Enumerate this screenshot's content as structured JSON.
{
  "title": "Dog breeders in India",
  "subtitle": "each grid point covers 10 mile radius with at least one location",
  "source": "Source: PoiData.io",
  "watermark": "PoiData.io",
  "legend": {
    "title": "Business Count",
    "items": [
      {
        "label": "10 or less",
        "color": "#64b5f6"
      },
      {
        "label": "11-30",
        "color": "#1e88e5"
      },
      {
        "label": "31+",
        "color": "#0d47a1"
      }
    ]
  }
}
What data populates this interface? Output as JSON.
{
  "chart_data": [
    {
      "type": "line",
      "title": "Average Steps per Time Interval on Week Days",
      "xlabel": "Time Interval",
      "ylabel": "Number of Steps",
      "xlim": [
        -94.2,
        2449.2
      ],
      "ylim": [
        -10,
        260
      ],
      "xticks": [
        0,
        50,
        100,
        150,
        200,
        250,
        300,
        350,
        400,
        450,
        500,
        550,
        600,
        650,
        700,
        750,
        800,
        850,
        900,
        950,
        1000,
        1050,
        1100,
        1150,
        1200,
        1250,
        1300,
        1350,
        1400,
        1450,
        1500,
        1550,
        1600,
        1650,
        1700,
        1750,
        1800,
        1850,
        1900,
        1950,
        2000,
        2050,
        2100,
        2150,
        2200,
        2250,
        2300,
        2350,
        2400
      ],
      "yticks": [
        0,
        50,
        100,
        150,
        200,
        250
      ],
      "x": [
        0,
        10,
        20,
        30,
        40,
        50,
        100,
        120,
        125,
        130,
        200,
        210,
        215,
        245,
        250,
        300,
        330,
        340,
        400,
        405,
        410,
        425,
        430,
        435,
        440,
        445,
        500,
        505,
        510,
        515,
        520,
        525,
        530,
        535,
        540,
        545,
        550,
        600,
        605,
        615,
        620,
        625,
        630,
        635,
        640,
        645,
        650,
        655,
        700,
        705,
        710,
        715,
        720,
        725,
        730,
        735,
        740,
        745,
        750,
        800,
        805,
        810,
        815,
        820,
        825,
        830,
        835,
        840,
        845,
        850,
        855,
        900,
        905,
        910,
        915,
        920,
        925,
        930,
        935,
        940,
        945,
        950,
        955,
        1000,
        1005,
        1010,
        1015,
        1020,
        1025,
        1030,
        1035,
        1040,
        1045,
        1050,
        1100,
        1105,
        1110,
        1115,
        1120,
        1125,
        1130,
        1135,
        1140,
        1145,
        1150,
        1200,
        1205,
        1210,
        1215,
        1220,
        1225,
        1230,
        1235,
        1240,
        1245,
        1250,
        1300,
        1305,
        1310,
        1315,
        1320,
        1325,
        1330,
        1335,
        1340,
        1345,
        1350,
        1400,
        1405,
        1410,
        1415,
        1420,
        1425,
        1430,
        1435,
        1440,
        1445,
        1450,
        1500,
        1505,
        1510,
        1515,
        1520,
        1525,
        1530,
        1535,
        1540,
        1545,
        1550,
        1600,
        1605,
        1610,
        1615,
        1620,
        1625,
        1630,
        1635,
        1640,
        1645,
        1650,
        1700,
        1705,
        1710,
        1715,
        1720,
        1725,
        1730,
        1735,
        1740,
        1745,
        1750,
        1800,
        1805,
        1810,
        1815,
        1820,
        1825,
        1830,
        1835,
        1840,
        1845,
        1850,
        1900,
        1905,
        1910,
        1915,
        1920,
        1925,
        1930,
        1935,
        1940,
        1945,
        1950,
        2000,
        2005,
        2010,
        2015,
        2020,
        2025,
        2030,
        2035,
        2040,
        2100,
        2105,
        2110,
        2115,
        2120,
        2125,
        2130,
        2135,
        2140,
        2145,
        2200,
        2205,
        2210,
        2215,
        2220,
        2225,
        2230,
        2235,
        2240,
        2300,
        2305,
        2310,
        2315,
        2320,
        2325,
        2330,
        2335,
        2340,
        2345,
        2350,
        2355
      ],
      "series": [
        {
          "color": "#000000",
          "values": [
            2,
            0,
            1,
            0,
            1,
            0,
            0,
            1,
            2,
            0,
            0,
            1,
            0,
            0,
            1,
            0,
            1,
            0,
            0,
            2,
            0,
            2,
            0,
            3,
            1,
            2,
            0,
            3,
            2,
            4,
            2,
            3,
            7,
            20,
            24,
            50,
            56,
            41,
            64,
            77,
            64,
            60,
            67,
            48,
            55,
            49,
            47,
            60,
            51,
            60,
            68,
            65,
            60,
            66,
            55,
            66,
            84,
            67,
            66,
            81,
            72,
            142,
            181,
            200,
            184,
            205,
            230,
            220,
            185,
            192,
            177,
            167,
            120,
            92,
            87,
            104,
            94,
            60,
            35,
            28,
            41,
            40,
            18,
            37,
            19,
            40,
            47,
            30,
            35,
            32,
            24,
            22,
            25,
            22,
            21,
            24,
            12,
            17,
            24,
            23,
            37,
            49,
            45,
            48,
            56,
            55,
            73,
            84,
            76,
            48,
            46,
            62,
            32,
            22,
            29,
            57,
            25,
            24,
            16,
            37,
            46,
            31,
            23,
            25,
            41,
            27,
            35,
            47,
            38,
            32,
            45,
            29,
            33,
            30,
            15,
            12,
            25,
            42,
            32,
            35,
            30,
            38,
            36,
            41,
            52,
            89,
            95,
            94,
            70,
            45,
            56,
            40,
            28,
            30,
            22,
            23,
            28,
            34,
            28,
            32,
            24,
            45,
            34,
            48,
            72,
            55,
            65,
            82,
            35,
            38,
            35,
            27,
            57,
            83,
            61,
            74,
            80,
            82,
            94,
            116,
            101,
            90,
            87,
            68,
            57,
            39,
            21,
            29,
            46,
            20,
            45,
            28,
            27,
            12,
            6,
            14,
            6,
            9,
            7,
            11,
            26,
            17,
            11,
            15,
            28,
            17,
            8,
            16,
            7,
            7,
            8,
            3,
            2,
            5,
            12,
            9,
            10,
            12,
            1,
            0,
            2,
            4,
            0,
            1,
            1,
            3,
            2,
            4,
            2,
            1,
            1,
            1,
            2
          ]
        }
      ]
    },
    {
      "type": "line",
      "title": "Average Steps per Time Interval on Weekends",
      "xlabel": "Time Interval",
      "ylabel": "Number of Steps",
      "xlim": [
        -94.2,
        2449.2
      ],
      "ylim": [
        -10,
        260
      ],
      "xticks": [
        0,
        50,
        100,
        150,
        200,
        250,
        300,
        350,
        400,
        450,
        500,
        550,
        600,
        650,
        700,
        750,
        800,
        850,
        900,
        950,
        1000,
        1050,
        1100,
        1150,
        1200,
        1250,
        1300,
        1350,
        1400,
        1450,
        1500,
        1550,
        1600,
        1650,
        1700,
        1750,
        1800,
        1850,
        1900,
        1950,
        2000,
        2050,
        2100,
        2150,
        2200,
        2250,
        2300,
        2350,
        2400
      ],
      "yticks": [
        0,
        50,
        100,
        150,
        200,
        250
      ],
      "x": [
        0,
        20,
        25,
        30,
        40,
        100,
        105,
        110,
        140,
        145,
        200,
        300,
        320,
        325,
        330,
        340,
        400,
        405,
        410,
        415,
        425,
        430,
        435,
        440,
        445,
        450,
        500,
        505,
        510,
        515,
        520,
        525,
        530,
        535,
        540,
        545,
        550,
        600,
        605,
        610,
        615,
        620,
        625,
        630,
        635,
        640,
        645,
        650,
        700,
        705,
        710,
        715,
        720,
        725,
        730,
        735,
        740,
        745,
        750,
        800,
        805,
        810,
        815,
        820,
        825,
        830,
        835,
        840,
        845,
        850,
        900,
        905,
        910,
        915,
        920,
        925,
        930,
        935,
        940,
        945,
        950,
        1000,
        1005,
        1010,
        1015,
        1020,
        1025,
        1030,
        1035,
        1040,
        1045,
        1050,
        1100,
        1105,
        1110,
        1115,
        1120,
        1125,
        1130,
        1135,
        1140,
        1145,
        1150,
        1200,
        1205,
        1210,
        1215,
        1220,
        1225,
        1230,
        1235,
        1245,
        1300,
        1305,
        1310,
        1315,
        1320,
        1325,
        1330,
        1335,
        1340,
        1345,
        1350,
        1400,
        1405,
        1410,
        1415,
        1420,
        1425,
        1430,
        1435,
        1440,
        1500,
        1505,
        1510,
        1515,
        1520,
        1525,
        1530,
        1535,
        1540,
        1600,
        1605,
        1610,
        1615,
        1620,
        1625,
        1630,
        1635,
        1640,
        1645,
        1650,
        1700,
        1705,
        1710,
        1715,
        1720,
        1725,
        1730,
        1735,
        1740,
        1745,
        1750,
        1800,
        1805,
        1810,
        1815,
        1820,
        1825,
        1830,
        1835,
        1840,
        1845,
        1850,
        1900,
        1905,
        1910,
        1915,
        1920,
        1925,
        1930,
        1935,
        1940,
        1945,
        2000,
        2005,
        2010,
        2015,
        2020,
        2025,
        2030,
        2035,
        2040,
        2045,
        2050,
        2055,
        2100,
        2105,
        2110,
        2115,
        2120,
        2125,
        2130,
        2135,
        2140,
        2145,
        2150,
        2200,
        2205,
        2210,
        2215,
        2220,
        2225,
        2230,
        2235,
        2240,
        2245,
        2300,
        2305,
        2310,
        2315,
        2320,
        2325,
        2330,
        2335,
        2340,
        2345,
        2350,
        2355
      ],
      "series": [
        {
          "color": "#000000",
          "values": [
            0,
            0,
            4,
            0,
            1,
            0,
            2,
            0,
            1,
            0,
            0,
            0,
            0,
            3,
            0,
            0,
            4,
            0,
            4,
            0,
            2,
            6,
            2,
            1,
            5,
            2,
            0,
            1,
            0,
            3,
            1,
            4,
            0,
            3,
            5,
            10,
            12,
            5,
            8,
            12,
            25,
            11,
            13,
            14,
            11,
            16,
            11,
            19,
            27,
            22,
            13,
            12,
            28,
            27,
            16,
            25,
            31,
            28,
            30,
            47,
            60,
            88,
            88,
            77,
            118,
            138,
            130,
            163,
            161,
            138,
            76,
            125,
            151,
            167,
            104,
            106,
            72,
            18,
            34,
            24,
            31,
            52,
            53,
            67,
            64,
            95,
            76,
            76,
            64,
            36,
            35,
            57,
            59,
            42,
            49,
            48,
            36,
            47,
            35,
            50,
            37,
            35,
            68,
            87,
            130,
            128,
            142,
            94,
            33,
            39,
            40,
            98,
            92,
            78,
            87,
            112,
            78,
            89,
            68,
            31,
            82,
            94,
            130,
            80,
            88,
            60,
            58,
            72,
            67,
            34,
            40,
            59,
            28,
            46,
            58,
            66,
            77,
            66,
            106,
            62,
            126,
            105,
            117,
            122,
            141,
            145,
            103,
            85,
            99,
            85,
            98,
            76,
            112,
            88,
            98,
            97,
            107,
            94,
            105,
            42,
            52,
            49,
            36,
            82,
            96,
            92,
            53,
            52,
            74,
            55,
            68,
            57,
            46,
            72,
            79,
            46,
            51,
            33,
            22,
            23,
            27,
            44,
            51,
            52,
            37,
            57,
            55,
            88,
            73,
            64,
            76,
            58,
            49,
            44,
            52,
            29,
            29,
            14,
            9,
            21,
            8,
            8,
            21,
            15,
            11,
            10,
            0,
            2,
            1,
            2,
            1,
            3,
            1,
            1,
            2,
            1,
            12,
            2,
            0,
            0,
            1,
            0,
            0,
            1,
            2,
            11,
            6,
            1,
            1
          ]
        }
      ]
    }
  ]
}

## What is expected
Check all the records above and select each line where the string "color" is found.

## Task result
        "color": "#64b5f6"
        "color": "#1e88e5"
        "color": "#0d47a1"
          "color": "#000000",
          "color": "#000000",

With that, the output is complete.